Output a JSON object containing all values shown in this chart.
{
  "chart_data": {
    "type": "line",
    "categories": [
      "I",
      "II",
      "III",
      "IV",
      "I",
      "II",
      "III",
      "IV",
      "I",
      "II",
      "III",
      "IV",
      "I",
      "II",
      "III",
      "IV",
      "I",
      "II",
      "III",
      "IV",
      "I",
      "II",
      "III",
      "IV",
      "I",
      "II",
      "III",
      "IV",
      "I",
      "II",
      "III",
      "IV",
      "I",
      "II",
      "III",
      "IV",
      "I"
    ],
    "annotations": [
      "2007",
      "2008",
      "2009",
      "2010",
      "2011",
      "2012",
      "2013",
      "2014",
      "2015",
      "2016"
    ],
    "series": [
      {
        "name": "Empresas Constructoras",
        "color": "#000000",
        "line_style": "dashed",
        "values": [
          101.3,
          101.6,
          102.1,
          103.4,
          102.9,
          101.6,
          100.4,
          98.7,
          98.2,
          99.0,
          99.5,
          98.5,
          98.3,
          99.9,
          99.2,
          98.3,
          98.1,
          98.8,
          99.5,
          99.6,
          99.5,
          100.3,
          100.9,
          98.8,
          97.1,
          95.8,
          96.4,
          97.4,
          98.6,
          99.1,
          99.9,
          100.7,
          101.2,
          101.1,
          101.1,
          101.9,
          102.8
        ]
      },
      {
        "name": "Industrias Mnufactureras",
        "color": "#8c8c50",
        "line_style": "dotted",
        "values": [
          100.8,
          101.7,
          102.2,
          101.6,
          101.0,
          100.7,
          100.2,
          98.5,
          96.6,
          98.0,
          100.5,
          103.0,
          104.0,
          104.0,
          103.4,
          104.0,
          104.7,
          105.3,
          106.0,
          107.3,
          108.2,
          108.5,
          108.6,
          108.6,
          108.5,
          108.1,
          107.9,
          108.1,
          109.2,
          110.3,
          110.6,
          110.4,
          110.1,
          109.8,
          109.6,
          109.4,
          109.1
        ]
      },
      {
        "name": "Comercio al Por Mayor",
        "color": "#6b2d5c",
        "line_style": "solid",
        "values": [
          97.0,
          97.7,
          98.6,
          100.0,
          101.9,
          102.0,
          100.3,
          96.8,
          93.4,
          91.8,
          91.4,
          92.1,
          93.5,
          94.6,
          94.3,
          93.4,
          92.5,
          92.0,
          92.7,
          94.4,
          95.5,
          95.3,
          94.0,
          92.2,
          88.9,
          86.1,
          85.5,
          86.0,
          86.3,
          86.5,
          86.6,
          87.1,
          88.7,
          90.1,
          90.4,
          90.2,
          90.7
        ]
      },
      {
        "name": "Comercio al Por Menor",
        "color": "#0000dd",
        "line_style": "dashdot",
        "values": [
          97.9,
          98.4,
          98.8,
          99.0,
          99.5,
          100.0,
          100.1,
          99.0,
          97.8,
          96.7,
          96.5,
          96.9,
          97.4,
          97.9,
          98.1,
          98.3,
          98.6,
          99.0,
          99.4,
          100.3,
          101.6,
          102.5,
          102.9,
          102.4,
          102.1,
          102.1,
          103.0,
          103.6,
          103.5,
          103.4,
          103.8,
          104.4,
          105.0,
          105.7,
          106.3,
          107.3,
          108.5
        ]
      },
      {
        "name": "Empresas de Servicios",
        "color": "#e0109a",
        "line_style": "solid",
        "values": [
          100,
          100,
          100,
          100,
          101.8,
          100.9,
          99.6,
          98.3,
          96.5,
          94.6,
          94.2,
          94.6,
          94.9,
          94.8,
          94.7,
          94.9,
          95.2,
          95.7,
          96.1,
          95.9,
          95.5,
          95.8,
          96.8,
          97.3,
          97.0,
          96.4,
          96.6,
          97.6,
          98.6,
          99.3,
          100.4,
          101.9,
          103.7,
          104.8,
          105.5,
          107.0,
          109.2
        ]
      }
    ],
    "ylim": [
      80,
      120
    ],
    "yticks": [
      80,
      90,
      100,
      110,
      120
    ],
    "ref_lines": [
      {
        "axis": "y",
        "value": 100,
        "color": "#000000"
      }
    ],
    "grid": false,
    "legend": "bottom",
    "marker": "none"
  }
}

----------------------------------------

» WHAT THE TASK ASKS: Hand back the material above in full, exactly as written.

» EXPECTED OUTPUT:
Output a JSON object containing all values shown in this chart.
{
  "chart_data": {
    "type": "line",
    "categories": [
      "I",
      "II",
      "III",
      "IV",
      "I",
      "II",
      "III",
      "IV",
      "I",
      "II",
      "III",
      "IV",
      "I",
      "II",
      "III",
      "IV",
      "I",
      "II",
      "III",
      "IV",
      "I",
      "II",
      "III",
      "IV",
      "I",
      "II",
      "III",
      "IV",
      "I",
      "II",
      "III",
      "IV",
      "I",
      "II",
      "III",
      "IV",
      "I"
    ],
    "annotations": [
      "2007",
      "2008",
      "2009",
      "2010",
      "2011",
      "2012",
      "2013",
      "2014",
      "2015",
      "2016"
    ],
    "series": [
      {
        "name": "Empresas Constructoras",
        "color": "#000000",
        "line_style": "dashed",
        "values": [
          101.3,
          101.6,
          102.1,
          103.4,
          102.9,
          101.6,
          100.4,
          98.7,
          98.2,
          99.0,
          99.5,
          98.5,
          98.3,
          99.9,
          99.2,
          98.3,
          98.1,
          98.8,
          99.5,
          99.6,
          99.5,
          100.3,
          100.9,
          98.8,
          97.1,
          95.8,
          96.4,
          97.4,
          98.6,
          99.1,
          99.9,
          100.7,
          101.2,
          101.1,
          101.1,
          101.9,
          102.8
        ]
      },
      {
        "name": "Industrias Mnufactureras",
        "color": "#8c8c50",
        "line_style": "dotted",
        "values": [
          100.8,
          101.7,
          102.2,
          101.6,
          101.0,
          100.7,
          100.2,
          98.5,
          96.6,
          98.0,
          100.5,
          103.0,
          104.0,
          104.0,
          103.4,
          104.0,
          104.7,
          105.3,
          106.0,
          107.3,
          108.2,
          108.5,
          108.6,
          108.6,
          108.5,
          108.1,
          107.9,
          108.1,
          109.2,
          110.3,
          110.6,
          110.4,
          110.1,
          109.8,
          109.6,
          109.4,
          109.1
        ]
      },
      {
        "name": "Comercio al Por Mayor",
        "color": "#6b2d5c",
        "line_style": "solid",
        "values": [
          97.0,
          97.7,
          98.6,
          100.0,
          101.9,
          102.0,
          100.3,
          96.8,
          93.4,
          91.8,
          91.4,
          92.1,
          93.5,
          94.6,
          94.3,
          93.4,
          92.5,
          92.0,
          92.7,
          94.4,
          95.5,
          95.3,
          94.0,
          92.2,
          88.9,
          86.1,
          85.5,
          86.0,
          86.3,
          86.5,
          86.6,
          87.1,
          88.7,
          90.1,
          90.4,
          90.2,
          90.7
        ]
      },
      {
        "name": "Comercio al Por Menor",
        "color": "#0000dd",
        "line_style": "dashdot",
        "values": [
          97.9,
          98.4,
          98.8,
          99.0,
          99.5,
          100.0,
          100.1,
          99.0,
          97.8,
          96.7,
          96.5,
          96.9,
          97.4,
          97.9,
          98.1,
          98.3,
          98.6,
          99.0,
          99.4,
          100.3,
          101.6,
          102.5,
          102.9,
          102.4,
          102.1,
          102.1,
          103.0,
          103.6,
          103.5,
          103.4,
          103.8,
          104.4,
          105.0,
          105.7,
          106.3,
          107.3,
          108.5
        ]
      },
      {
        "name": "Empresas de Servicios",
        "color": "#e0109a",
        "line_style": "solid",
        "values": [
          100,
          100,
          100,
          100,
          101.8,
          100.9,
          99.6,
          98.3,
          96.5,
          94.6,
          94.2,
          94.6,
          94.9,
          94.8,
          94.7,
          94.9,
          95.2,
          95.7,
          96.1,
          95.9,
          95.5,
          95.8,
          96.8,
          97.3,
          97.0,
          96.4,
          96.6,
          97.6,
          98.6,
          99.3,
          100.4,
          101.9,
          103.7,
          104.8,
          105.5,
          107.0,
          109.2
        ]
      }
    ],
    "ylim": [
      80,
      120
    ],
    "yticks": [
      80,
      90,
      100,
      110,
      120
    ],
    "ref_lines": [
      {
        "axis": "y",
        "value": 100,
        "color": "#000000"
      }
    ],
    "grid": false,
    "legend": "bottom",
    "marker": "none"
  }
}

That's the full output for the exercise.